In the listing below, count the lines containing the string "Heavy" and state only the number.

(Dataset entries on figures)
┌──
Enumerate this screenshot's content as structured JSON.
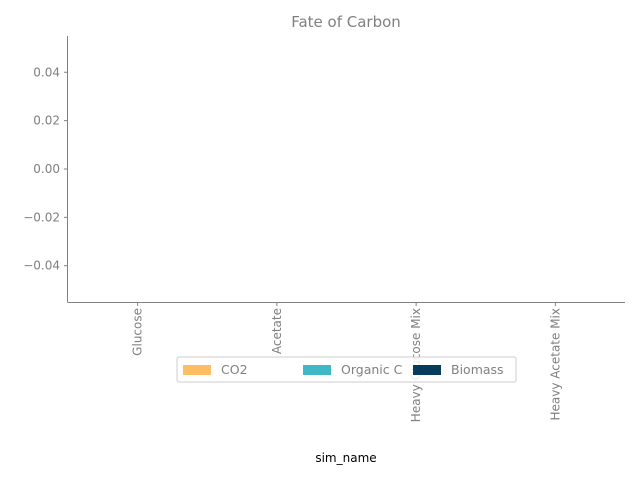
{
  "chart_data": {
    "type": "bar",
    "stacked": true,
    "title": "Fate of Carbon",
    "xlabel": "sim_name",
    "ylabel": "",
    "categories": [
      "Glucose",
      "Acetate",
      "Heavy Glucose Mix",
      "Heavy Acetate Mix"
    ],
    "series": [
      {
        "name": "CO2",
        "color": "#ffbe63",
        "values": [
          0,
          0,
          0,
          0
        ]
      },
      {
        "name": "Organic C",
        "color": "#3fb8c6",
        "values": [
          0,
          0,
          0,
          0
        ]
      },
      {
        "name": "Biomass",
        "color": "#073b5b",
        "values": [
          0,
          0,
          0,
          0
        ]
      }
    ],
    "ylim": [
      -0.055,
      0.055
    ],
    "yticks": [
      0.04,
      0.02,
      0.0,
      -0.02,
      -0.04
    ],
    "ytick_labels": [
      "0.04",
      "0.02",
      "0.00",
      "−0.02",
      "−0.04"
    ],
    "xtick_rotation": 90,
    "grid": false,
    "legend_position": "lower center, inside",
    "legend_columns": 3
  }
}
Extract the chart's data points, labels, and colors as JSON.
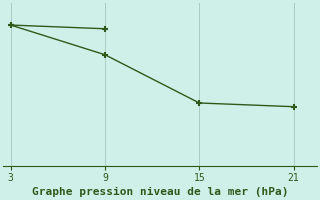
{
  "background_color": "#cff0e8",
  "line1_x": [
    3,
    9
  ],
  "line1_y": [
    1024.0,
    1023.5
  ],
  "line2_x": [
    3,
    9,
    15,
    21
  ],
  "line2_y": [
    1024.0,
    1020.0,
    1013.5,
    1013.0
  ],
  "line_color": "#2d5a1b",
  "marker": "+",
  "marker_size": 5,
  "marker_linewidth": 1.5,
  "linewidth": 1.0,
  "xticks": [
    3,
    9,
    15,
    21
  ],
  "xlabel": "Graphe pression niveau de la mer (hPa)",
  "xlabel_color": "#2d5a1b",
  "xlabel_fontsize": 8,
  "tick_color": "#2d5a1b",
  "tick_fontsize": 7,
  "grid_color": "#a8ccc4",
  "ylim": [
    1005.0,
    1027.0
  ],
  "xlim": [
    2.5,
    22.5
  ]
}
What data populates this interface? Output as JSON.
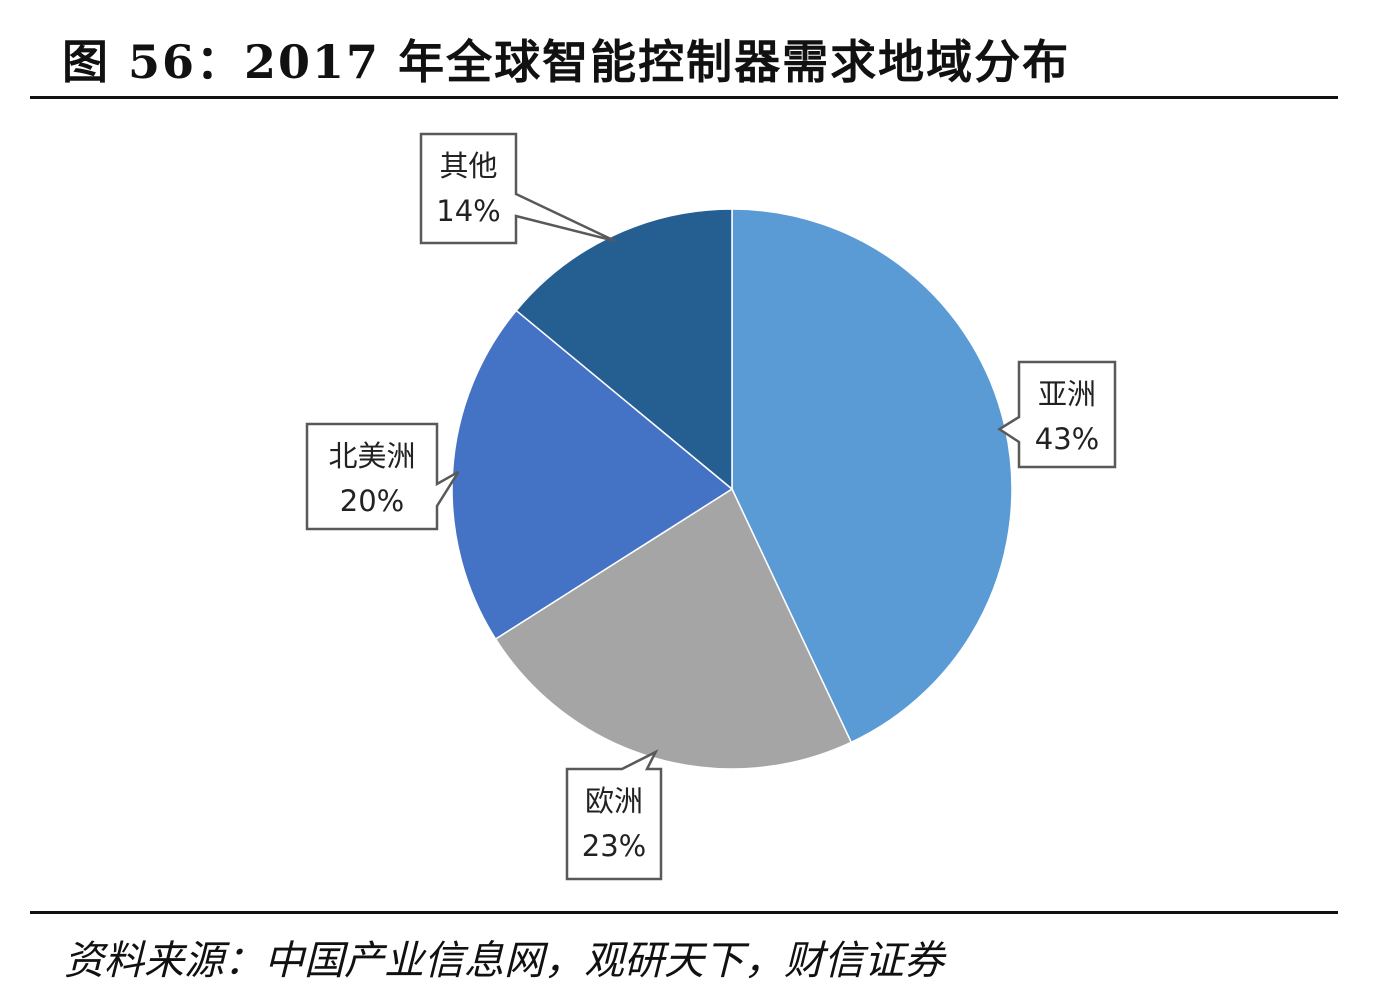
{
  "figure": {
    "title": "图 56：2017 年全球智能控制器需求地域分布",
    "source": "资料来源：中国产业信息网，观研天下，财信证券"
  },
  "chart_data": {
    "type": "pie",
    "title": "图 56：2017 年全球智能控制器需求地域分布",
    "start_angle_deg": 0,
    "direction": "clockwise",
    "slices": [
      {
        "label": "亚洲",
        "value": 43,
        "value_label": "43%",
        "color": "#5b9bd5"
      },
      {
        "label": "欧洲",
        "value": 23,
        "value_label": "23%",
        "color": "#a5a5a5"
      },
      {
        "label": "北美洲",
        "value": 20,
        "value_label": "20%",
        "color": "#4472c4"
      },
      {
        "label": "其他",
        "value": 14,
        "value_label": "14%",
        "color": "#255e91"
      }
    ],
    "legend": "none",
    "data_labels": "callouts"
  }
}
└──
▸ COMPLETE ANSWER
2